**WHAT IS EXPECTED:** In the excerpt on melanoma treatment results, start at the words "4. Discussion" and stop after "literature data [15,16,17].", and write that passage out again with "pigment deposits" substituted for "melanin deposits".

Overall survival was 62% at one year, 42% at three years, and 21% at five years in patients who did not receive immunotherapy (median 18 months (12–58 months, 95% CI)). For patients who received systemic immunotherapy, these survival rates were 92.6% after one year, 75.7% after three years, and 47% after five years, respectively (median survival, in this case, was 60 months (from 39 months; the upper limit was not reached for 95% CI)) The survival plot of patients treated or not with immunotherapy after complete remission achieved with ECT is presented in Figure 5.
The multivariate analysis of PFS did not reveal any new relationships in the patients who achieved complete remission after ECT. This analysis still showed a negative correlation between progression-free survival and systemic chemotherapy in these patients. The results of this analysis are shown in Table 8.
The PFS in patients with a complete response after ECT is comparable to the results obtained in the entire study group. Patients additionally treated with immunotherapy achieved slightly higher PFS than patients without treatment. This difference is not statistically significant. These relationships are included in Table 9.

4. Discussion

Electrochemotherapy is a highly effective method of destroying superficially located tumor foci. The overall response rate reported in the literature reaches 80–90% [15]. In the study group, we achieved complete remissions in 45% of cases, while other authors reported complete remissions in approximately 60% of patients. This difference may be because of the subjective assessment of the response to ECT. Sometimes, melanin deposits remaining at the electroporation site may be interpreted as a residual melanoma lesion. Nevertheless, our observed overall response rate is consistent with the literature data [15,16,17].
Our patients’ OS and PFS are lower than the currently expected results of treatment of patients with advanced melanoma using modern systemic therapies. This difference is most likely because some patients whose data were analyzed started treatment when modern therapies were not yet available. Almost 1/5 of patients with indications for systemic treatment received only dacarbazine-based chemotherapy. Nevertheless, long-term benefits in terms of lack of progression after ECT were observed in about 20% of patients.

**EXCERPTED RECORDS:**
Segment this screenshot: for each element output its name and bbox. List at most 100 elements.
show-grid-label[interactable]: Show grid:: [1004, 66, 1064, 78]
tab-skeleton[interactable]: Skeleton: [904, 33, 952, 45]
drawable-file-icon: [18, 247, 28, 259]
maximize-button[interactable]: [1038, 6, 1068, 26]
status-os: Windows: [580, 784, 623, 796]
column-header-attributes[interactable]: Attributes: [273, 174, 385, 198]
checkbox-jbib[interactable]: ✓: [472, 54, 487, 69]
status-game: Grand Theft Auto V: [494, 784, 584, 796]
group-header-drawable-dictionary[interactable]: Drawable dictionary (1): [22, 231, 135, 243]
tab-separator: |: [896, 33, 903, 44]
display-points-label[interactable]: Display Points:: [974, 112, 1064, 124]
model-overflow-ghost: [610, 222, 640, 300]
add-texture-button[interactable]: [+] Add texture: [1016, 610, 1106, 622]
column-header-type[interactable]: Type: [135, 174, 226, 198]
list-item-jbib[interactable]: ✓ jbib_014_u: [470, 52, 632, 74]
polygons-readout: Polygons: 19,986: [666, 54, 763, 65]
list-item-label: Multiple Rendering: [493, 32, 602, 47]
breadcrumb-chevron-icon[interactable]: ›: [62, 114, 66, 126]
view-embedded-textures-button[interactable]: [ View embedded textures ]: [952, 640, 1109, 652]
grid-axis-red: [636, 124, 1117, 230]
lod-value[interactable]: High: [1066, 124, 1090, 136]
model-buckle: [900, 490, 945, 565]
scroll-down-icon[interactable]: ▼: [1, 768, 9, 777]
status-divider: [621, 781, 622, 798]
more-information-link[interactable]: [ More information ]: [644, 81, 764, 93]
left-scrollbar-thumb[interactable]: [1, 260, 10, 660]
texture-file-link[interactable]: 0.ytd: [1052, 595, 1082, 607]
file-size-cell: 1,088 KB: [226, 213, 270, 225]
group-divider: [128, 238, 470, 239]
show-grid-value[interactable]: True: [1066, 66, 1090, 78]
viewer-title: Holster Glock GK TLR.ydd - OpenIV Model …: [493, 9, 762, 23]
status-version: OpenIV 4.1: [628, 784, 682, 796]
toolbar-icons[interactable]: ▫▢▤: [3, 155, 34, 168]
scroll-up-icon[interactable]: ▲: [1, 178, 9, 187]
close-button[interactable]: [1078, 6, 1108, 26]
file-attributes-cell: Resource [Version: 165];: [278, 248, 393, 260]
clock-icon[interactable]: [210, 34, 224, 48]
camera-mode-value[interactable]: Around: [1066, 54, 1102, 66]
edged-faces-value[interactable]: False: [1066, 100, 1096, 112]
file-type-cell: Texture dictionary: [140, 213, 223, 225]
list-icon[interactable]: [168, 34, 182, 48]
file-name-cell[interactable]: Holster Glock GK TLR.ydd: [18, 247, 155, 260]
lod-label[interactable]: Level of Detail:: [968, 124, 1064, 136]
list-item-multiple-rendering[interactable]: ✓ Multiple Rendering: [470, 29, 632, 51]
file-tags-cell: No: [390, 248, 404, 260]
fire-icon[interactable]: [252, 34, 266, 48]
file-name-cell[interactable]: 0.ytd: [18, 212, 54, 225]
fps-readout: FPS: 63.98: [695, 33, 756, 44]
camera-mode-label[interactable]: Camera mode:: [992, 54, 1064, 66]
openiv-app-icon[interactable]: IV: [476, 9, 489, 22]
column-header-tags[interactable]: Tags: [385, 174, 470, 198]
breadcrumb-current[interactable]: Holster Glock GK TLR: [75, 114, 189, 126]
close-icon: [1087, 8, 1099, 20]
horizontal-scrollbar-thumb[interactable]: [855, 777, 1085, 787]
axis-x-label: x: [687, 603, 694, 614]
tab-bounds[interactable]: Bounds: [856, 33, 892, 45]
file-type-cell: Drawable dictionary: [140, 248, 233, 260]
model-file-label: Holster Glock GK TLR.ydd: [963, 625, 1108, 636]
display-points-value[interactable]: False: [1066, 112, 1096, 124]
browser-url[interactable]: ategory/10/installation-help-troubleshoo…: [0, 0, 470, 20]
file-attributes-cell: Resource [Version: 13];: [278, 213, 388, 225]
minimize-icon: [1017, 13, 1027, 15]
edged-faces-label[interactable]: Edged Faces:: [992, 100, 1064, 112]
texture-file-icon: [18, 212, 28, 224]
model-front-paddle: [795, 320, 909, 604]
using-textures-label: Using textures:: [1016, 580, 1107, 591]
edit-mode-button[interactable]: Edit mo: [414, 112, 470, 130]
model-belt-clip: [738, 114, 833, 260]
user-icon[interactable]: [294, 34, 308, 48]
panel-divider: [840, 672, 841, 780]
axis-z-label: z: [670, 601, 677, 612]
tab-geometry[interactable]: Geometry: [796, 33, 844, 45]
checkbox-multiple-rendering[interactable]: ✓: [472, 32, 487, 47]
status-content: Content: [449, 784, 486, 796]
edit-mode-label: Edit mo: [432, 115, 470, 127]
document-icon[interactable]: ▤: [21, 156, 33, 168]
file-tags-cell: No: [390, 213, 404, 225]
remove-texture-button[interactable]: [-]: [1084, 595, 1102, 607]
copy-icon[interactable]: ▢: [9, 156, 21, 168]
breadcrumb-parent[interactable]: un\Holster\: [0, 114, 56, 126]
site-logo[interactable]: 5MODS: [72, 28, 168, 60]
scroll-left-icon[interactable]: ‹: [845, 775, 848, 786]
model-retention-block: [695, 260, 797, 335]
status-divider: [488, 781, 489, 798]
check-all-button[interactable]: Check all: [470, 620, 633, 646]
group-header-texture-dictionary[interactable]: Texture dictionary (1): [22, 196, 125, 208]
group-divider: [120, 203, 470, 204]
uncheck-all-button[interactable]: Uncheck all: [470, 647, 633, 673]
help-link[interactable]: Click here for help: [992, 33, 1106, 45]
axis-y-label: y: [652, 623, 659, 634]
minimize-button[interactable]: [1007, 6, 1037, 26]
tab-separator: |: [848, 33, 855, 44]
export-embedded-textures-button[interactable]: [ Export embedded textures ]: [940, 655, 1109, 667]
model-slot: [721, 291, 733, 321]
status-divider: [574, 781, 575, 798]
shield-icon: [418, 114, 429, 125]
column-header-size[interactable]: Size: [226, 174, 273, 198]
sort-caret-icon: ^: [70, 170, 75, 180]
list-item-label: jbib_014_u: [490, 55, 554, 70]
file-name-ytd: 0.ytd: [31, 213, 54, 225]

**EXPECTED ANSWER:**
4. Discussion

Electrochemotherapy is a highly effective method of destroying superficially located tumor foci. The overall response rate reported in the literature reaches 80–90% [15]. In the study group, we achieved complete remissions in 45% of cases, while other authors reported complete remissions in approximately 60% of patients. This difference may be because of the subjective assessment of the response to ECT. Sometimes, pigment deposits remaining at the electroporation site may be interpreted as a residual melanoma lesion. Nevertheless, our observed overall response rate is consistent with the literature data [15,16,17].